Task details: Set the following entries down again exactly, line by line.

Data provided:
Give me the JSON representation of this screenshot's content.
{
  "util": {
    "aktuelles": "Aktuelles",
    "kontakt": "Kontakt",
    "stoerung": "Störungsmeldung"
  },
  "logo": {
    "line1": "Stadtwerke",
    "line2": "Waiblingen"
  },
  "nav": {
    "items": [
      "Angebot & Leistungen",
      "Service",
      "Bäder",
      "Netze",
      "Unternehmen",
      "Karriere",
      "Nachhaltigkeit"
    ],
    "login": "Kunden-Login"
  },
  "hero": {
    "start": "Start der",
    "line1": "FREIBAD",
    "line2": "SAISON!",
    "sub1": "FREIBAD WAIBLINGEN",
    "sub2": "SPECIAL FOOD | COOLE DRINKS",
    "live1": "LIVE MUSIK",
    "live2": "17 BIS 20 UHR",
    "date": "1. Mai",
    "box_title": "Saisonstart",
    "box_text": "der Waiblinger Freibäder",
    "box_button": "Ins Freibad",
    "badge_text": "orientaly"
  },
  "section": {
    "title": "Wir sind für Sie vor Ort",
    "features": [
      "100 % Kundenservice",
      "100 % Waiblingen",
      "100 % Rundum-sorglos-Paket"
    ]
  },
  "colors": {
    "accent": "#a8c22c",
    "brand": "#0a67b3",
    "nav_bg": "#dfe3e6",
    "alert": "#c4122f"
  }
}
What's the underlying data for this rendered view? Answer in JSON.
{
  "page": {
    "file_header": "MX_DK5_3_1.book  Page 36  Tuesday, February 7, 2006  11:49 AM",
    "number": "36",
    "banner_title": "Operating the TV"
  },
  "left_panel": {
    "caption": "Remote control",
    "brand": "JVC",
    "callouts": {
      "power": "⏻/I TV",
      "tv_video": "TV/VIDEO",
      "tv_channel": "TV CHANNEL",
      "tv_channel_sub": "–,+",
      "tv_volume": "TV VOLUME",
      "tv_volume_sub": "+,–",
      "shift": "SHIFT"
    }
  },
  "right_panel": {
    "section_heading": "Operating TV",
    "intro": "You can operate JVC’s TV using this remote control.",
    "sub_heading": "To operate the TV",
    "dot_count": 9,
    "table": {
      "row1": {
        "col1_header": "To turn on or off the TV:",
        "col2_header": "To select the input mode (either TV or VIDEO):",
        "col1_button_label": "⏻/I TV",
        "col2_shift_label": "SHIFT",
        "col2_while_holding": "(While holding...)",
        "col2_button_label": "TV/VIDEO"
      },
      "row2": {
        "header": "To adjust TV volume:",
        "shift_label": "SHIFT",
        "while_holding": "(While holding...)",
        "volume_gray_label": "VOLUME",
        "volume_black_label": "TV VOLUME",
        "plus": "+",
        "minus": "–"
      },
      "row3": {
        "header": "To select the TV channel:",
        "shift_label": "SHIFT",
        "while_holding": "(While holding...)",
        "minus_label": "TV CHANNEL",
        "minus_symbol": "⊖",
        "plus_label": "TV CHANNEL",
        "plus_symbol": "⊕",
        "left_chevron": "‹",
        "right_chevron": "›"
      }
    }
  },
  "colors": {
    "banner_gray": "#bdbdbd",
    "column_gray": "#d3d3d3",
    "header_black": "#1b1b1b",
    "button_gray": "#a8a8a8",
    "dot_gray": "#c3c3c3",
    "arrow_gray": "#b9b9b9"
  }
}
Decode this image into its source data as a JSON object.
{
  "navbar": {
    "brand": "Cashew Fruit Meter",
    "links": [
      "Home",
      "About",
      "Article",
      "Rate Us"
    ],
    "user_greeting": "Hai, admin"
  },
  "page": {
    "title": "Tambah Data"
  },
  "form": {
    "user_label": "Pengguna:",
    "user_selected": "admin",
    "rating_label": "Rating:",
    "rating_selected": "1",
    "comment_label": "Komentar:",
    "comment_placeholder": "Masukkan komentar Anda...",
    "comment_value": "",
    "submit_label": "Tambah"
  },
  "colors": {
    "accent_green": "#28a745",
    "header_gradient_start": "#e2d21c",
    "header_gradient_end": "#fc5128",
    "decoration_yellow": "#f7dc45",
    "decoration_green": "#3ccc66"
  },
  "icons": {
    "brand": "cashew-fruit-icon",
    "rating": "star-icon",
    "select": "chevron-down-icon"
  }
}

Correct output:
Give me the JSON representation of this screenshot's content.
{
  "util": {
    "aktuelles": "Aktuelles",
    "kontakt": "Kontakt",
    "stoerung": "Störungsmeldung"
  },
  "logo": {
    "line1": "Stadtwerke",
    "line2": "Waiblingen"
  },
  "nav": {
    "items": [
      "Angebot & Leistungen",
      "Service",
      "Bäder",
      "Netze",
      "Unternehmen",
      "Karriere",
      "Nachhaltigkeit"
    ],
    "login": "Kunden-Login"
  },
  "hero": {
    "start": "Start der",
    "line1": "FREIBAD",
    "line2": "SAISON!",
    "sub1": "FREIBAD WAIBLINGEN",
    "sub2": "SPECIAL FOOD | COOLE DRINKS",
    "live1": "LIVE MUSIK",
    "live2": "17 BIS 20 UHR",
    "date": "1. Mai",
    "box_title": "Saisonstart",
    "box_text": "der Waiblinger Freibäder",
    "box_button": "Ins Freibad",
    "badge_text": "orientaly"
  },
  "section": {
    "title": "Wir sind für Sie vor Ort",
    "features": [
      "100 % Kundenservice",
      "100 % Waiblingen",
      "100 % Rundum-sorglos-Paket"
    ]
  },
  "colors": {
    "accent": "#a8c22c",
    "brand": "#0a67b3",
    "nav_bg": "#dfe3e6",
    "alert": "#c4122f"
  }
}
What's the underlying data for this rendered view? Answer in JSON.
{
  "page": {
    "file_header": "MX_DK5_3_1.book  Page 36  Tuesday, February 7, 2006  11:49 AM",
    "number": "36",
    "banner_title": "Operating the TV"
  },
  "left_panel": {
    "caption": "Remote control",
    "brand": "JVC",
    "callouts": {
      "power": "⏻/I TV",
      "tv_video": "TV/VIDEO",
      "tv_channel": "TV CHANNEL",
      "tv_channel_sub": "–,+",
      "tv_volume": "TV VOLUME",
      "tv_volume_sub": "+,–",
      "shift": "SHIFT"
    }
  },
  "right_panel": {
    "section_heading": "Operating TV",
    "intro": "You can operate JVC’s TV using this remote control.",
    "sub_heading": "To operate the TV",
    "dot_count": 9,
    "table": {
      "row1": {
        "col1_header": "To turn on or off the TV:",
        "col2_header": "To select the input mode (either TV or VIDEO):",
        "col1_button_label": "⏻/I TV",
        "col2_shift_label": "SHIFT",
        "col2_while_holding": "(While holding...)",
        "col2_button_label": "TV/VIDEO"
      },
      "row2": {
        "header": "To adjust TV volume:",
        "shift_label": "SHIFT",
        "while_holding": "(While holding...)",
        "volume_gray_label": "VOLUME",
        "volume_black_label": "TV VOLUME",
        "plus": "+",
        "minus": "–"
      },
      "row3": {
        "header": "To select the TV channel:",
        "shift_label": "SHIFT",
        "while_holding": "(While holding...)",
        "minus_label": "TV CHANNEL",
        "minus_symbol": "⊖",
        "plus_label": "TV CHANNEL",
        "plus_symbol": "⊕",
        "left_chevron": "‹",
        "right_chevron": "›"
      }
    }
  },
  "colors": {
    "banner_gray": "#bdbdbd",
    "column_gray": "#d3d3d3",
    "header_black": "#1b1b1b",
    "button_gray": "#a8a8a8",
    "dot_gray": "#c3c3c3",
    "arrow_gray": "#b9b9b9"
  }
}
Decode this image into its source data as a JSON object.
{
  "navbar": {
    "brand": "Cashew Fruit Meter",
    "links": [
      "Home",
      "About",
      "Article",
      "Rate Us"
    ],
    "user_greeting": "Hai, admin"
  },
  "page": {
    "title": "Tambah Data"
  },
  "form": {
    "user_label": "Pengguna:",
    "user_selected": "admin",
    "rating_label": "Rating:",
    "rating_selected": "1",
    "comment_label": "Komentar:",
    "comment_placeholder": "Masukkan komentar Anda...",
    "comment_value": "",
    "submit_label": "Tambah"
  },
  "colors": {
    "accent_green": "#28a745",
    "header_gradient_start": "#e2d21c",
    "header_gradient_end": "#fc5128",
    "decoration_yellow": "#f7dc45",
    "decoration_green": "#3ccc66"
  },
  "icons": {
    "brand": "cashew-fruit-icon",
    "rating": "star-icon",
    "select": "chevron-down-icon"
  }
}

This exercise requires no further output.